▶ [Information provided]
:::::
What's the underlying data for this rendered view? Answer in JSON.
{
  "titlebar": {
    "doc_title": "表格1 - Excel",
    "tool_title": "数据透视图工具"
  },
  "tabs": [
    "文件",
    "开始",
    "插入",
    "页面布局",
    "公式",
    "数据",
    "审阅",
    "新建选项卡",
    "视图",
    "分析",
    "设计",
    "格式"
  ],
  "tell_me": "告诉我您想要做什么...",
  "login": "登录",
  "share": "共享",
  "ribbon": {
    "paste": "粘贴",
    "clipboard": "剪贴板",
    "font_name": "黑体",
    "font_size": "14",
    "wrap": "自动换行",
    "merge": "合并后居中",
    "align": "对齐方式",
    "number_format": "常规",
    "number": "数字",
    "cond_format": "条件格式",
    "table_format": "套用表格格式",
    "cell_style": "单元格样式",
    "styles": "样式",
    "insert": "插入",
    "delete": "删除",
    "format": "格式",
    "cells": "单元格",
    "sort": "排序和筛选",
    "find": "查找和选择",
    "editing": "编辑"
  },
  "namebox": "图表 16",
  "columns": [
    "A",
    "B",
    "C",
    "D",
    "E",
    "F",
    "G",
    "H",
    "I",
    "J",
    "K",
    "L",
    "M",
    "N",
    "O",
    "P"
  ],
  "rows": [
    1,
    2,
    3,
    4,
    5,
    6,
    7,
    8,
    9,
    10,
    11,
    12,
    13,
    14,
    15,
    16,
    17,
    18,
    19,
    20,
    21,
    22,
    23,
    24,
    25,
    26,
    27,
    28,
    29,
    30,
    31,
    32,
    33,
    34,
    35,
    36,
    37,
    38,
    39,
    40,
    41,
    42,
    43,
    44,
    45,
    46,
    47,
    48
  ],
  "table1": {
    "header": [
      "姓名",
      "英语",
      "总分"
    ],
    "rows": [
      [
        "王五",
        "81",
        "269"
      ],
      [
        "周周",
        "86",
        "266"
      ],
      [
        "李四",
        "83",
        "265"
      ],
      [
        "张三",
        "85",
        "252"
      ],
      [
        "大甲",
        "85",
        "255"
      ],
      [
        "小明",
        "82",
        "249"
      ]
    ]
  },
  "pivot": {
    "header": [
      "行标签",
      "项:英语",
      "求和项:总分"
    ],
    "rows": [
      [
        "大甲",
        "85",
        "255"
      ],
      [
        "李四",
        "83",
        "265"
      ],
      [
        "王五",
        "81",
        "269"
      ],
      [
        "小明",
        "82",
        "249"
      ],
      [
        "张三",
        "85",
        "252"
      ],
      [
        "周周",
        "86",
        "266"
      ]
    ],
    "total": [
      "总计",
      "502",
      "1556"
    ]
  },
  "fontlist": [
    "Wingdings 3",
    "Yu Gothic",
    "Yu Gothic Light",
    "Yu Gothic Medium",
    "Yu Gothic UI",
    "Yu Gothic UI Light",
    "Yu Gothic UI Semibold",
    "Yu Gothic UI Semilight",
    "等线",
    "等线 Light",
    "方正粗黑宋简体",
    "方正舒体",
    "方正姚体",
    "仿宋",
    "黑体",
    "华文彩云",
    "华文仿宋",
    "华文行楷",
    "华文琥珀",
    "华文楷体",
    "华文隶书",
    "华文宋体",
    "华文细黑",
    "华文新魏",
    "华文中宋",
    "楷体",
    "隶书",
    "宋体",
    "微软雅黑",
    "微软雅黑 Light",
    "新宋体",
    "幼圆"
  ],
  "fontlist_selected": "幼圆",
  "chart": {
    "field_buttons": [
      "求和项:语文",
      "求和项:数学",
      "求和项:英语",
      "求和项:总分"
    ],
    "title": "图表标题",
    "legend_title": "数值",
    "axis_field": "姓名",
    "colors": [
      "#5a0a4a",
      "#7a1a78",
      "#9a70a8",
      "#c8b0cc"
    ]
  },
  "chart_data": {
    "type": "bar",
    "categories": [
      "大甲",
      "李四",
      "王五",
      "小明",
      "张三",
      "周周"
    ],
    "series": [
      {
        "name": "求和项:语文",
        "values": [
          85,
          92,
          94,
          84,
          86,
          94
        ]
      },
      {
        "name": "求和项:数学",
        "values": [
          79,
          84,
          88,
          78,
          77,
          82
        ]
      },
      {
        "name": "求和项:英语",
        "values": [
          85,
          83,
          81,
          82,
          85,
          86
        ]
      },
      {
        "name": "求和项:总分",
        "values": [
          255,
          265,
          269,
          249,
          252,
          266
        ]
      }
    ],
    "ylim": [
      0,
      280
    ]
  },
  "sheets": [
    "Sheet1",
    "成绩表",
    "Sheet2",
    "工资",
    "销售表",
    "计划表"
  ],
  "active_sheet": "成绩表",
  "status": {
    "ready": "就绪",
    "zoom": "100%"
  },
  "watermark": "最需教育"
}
:::::
▶ [Objective] Extract each line from the listing above, please, and repeat it exactly.

▶ [Exercise output]
What's the underlying data for this rendered view? Answer in JSON.
{
  "titlebar": {
    "doc_title": "表格1 - Excel",
    "tool_title": "数据透视图工具"
  },
  "tabs": [
    "文件",
    "开始",
    "插入",
    "页面布局",
    "公式",
    "数据",
    "审阅",
    "新建选项卡",
    "视图",
    "分析",
    "设计",
    "格式"
  ],
  "tell_me": "告诉我您想要做什么...",
  "login": "登录",
  "share": "共享",
  "ribbon": {
    "paste": "粘贴",
    "clipboard": "剪贴板",
    "font_name": "黑体",
    "font_size": "14",
    "wrap": "自动换行",
    "merge": "合并后居中",
    "align": "对齐方式",
    "number_format": "常规",
    "number": "数字",
    "cond_format": "条件格式",
    "table_format": "套用表格格式",
    "cell_style": "单元格样式",
    "styles": "样式",
    "insert": "插入",
    "delete": "删除",
    "format": "格式",
    "cells": "单元格",
    "sort": "排序和筛选",
    "find": "查找和选择",
    "editing": "编辑"
  },
  "namebox": "图表 16",
  "columns": [
    "A",
    "B",
    "C",
    "D",
    "E",
    "F",
    "G",
    "H",
    "I",
    "J",
    "K",
    "L",
    "M",
    "N",
    "O",
    "P"
  ],
  "rows": [
    1,
    2,
    3,
    4,
    5,
    6,
    7,
    8,
    9,
    10,
    11,
    12,
    13,
    14,
    15,
    16,
    17,
    18,
    19,
    20,
    21,
    22,
    23,
    24,
    25,
    26,
    27,
    28,
    29,
    30,
    31,
    32,
    33,
    34,
    35,
    36,
    37,
    38,
    39,
    40,
    41,
    42,
    43,
    44,
    45,
    46,
    47,
    48
  ],
  "table1": {
    "header": [
      "姓名",
      "英语",
      "总分"
    ],
    "rows": [
      [
        "王五",
        "81",
        "269"
      ],
      [
        "周周",
        "86",
        "266"
      ],
      [
        "李四",
        "83",
        "265"
      ],
      [
        "张三",
        "85",
        "252"
      ],
      [
        "大甲",
        "85",
        "255"
      ],
      [
        "小明",
        "82",
        "249"
      ]
    ]
  },
  "pivot": {
    "header": [
      "行标签",
      "项:英语",
      "求和项:总分"
    ],
    "rows": [
      [
        "大甲",
        "85",
        "255"
      ],
      [
        "李四",
        "83",
        "265"
      ],
      [
        "王五",
        "81",
        "269"
      ],
      [
        "小明",
        "82",
        "249"
      ],
      [
        "张三",
        "85",
        "252"
      ],
      [
        "周周",
        "86",
        "266"
      ]
    ],
    "total": [
      "总计",
      "502",
      "1556"
    ]
  },
  "fontlist": [
    "Wingdings 3",
    "Yu Gothic",
    "Yu Gothic Light",
    "Yu Gothic Medium",
    "Yu Gothic UI",
    "Yu Gothic UI Light",
    "Yu Gothic UI Semibold",
    "Yu Gothic UI Semilight",
    "等线",
    "等线 Light",
    "方正粗黑宋简体",
    "方正舒体",
    "方正姚体",
    "仿宋",
    "黑体",
    "华文彩云",
    "华文仿宋",
    "华文行楷",
    "华文琥珀",
    "华文楷体",
    "华文隶书",
    "华文宋体",
    "华文细黑",
    "华文新魏",
    "华文中宋",
    "楷体",
    "隶书",
    "宋体",
    "微软雅黑",
    "微软雅黑 Light",
    "新宋体",
    "幼圆"
  ],
  "fontlist_selected": "幼圆",
  "chart": {
    "field_buttons": [
      "求和项:语文",
      "求和项:数学",
      "求和项:英语",
      "求和项:总分"
    ],
    "title": "图表标题",
    "legend_title": "数值",
    "axis_field": "姓名",
    "colors": [
      "#5a0a4a",
      "#7a1a78",
      "#9a70a8",
      "#c8b0cc"
    ]
  },
  "chart_data": {
    "type": "bar",
    "categories": [
      "大甲",
      "李四",
      "王五",
      "小明",
      "张三",
      "周周"
    ],
    "series": [
      {
        "name": "求和项:语文",
        "values": [
          85,
          92,
          94,
          84,
          86,
          94
        ]
      },
      {
        "name": "求和项:数学",
        "values": [
          79,
          84,
          88,
          78,
          77,
          82
        ]
      },
      {
        "name": "求和项:英语",
        "values": [
          85,
          83,
          81,
          82,
          85,
          86
        ]
      },
      {
        "name": "求和项:总分",
        "values": [
          255,
          265,
          269,
          249,
          252,
          266
        ]
      }
    ],
    "ylim": [
      0,
      280
    ]
  },
  "sheets": [
    "Sheet1",
    "成绩表",
    "Sheet2",
    "工资",
    "销售表",
    "计划表"
  ],
  "active_sheet": "成绩表",
  "status": {
    "ready": "就绪",
    "zoom": "100%"
  },
  "watermark": "最需教育"
}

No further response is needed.